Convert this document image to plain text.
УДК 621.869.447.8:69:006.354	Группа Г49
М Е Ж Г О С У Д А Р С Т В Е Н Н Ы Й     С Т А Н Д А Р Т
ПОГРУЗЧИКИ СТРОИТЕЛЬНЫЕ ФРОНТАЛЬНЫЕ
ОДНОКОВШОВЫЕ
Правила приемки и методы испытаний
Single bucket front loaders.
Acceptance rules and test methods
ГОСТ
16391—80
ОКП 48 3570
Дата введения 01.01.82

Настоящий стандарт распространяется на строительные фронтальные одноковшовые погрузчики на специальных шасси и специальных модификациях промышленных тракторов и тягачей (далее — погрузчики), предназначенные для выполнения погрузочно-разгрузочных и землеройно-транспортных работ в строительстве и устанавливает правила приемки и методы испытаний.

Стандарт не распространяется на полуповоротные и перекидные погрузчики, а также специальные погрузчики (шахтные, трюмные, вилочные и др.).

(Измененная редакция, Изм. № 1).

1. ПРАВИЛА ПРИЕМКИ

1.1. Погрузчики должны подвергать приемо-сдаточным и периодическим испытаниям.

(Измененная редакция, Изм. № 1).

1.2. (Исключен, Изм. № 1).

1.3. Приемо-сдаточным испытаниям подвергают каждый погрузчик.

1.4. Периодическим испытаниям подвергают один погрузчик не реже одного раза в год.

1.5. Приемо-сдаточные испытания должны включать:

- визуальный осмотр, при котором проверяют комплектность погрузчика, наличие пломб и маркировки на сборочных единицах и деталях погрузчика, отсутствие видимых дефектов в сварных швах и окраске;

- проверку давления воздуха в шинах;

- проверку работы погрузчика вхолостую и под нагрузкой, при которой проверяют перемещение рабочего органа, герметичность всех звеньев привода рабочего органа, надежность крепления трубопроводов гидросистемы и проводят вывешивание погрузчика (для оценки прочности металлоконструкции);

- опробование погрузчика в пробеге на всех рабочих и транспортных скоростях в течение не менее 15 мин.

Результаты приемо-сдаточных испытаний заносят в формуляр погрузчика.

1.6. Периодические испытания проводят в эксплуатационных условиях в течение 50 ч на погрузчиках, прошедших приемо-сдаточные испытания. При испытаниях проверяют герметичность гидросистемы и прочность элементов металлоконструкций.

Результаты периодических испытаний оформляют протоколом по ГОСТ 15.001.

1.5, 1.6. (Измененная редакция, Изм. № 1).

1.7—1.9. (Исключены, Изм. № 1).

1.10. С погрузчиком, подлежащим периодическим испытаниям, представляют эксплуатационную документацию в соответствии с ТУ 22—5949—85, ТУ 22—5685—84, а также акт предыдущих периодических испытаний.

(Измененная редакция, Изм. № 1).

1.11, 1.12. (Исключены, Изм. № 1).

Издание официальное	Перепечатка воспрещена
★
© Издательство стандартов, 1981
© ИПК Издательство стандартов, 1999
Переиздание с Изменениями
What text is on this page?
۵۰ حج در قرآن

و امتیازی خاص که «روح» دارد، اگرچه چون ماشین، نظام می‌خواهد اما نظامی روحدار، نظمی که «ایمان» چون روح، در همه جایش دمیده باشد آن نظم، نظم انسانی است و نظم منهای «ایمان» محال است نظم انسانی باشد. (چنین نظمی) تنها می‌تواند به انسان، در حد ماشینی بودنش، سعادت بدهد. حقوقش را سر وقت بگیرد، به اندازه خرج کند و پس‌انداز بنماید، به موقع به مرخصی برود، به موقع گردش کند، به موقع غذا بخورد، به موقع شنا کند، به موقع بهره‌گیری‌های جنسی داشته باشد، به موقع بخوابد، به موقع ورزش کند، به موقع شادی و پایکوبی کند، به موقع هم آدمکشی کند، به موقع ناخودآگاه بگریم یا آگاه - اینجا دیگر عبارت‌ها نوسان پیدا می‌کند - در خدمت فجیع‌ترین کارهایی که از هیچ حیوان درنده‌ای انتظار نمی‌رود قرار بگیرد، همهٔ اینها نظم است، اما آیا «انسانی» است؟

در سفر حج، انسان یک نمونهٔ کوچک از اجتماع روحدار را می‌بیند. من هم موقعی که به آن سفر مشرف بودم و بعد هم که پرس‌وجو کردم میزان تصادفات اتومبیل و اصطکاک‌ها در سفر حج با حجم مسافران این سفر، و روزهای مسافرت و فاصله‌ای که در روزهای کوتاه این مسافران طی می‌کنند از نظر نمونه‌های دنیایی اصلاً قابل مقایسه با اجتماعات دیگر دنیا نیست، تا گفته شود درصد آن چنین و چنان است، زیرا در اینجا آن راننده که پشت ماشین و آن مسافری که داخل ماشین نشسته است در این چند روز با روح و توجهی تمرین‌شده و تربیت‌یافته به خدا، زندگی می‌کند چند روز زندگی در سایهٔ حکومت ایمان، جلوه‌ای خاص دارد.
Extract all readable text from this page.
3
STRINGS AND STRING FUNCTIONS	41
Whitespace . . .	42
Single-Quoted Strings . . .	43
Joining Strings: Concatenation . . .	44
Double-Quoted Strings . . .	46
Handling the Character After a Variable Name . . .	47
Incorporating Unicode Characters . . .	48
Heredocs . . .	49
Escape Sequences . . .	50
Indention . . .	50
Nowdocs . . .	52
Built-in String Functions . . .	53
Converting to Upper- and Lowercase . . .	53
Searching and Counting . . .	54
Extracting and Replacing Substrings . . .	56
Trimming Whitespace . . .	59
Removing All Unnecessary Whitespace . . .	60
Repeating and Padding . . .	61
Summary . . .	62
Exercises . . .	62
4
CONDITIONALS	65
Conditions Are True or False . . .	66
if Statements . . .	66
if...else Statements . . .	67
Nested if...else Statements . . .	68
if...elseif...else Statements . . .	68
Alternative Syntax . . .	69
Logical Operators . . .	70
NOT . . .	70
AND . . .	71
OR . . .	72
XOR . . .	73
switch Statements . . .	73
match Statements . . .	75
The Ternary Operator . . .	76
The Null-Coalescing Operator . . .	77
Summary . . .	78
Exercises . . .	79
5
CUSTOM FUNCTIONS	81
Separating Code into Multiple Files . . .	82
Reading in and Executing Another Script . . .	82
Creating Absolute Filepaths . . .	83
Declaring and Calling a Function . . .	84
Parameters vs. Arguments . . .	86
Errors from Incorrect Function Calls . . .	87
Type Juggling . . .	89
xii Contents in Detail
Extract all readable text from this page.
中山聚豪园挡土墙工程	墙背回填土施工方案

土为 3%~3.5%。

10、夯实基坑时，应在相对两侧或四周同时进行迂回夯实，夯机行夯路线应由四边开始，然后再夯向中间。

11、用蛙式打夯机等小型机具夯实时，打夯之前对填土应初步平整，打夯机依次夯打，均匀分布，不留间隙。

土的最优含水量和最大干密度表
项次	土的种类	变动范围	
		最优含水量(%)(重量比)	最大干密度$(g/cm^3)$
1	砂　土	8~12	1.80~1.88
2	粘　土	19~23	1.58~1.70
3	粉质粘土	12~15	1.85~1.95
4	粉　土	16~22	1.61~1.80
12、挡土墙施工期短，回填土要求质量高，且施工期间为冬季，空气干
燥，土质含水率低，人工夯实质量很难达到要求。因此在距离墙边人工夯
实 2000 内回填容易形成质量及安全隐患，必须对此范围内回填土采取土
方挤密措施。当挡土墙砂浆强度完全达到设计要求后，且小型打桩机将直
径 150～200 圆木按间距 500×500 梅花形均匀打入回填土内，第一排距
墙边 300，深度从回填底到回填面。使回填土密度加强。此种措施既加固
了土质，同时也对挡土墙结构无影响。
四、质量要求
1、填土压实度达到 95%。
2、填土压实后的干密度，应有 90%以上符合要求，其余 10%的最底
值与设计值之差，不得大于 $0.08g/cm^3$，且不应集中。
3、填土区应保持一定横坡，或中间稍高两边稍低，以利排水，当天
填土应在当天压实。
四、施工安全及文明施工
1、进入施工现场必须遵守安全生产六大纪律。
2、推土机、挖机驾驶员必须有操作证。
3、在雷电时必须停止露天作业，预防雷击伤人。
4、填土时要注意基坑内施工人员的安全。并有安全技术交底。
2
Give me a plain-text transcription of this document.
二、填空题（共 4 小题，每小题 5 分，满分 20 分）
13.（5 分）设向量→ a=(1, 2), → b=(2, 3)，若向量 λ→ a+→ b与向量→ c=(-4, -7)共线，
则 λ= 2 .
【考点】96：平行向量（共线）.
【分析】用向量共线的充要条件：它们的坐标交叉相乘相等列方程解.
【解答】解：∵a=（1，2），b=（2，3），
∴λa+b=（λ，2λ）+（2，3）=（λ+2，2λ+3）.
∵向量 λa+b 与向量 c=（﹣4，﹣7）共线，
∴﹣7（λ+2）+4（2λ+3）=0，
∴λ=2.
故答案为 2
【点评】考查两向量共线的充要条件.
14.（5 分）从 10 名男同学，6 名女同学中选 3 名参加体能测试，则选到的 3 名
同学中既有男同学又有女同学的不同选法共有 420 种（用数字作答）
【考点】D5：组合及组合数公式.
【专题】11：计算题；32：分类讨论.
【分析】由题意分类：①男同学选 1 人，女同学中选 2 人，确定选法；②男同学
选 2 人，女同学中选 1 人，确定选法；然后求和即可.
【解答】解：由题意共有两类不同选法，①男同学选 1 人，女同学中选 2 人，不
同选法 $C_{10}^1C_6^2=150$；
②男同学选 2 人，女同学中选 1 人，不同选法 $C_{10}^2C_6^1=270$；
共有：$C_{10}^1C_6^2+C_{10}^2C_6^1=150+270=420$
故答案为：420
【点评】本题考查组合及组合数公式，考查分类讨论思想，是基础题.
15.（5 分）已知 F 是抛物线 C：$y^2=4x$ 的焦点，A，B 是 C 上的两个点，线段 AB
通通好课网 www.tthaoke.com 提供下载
:::
→ Task description:
Copy out the lines from the line containing "Give me a plain-text" to the end of the listing above, without alteration.

→ Completed exercise:
Give me a plain-text transcription of this document.
二、填空题（共 4 小题，每小题 5 分，满分 20 分）
13.（5 分）设向量→ a=(1, 2), → b=(2, 3)，若向量 λ→ a+→ b与向量→ c=(-4, -7)共线，
则 λ= 2 .
【考点】96：平行向量（共线）.
【分析】用向量共线的充要条件：它们的坐标交叉相乘相等列方程解.
【解答】解：∵a=（1，2），b=（2，3），
∴λa+b=（λ，2λ）+（2，3）=（λ+2，2λ+3）.
∵向量 λa+b 与向量 c=（﹣4，﹣7）共线，
∴﹣7（λ+2）+4（2λ+3）=0，
∴λ=2.
故答案为 2
【点评】考查两向量共线的充要条件.
14.（5 分）从 10 名男同学，6 名女同学中选 3 名参加体能测试，则选到的 3 名
同学中既有男同学又有女同学的不同选法共有 420 种（用数字作答）
【考点】D5：组合及组合数公式.
【专题】11：计算题；32：分类讨论.
【分析】由题意分类：①男同学选 1 人，女同学中选 2 人，确定选法；②男同学
选 2 人，女同学中选 1 人，确定选法；然后求和即可.
【解答】解：由题意共有两类不同选法，①男同学选 1 人，女同学中选 2 人，不
同选法 $C_{10}^1C_6^2=150$；
②男同学选 2 人，女同学中选 1 人，不同选法 $C_{10}^2C_6^1=270$；
共有：$C_{10}^1C_6^2+C_{10}^2C_6^1=150+270=420$
故答案为：420
【点评】本题考查组合及组合数公式，考查分类讨论思想，是基础题.
15.（5 分）已知 F 是抛物线 C：$y^2=4x$ 的焦点，A，B 是 C 上的两个点，线段 AB
通通好课网 www.tthaoke.com 提供下载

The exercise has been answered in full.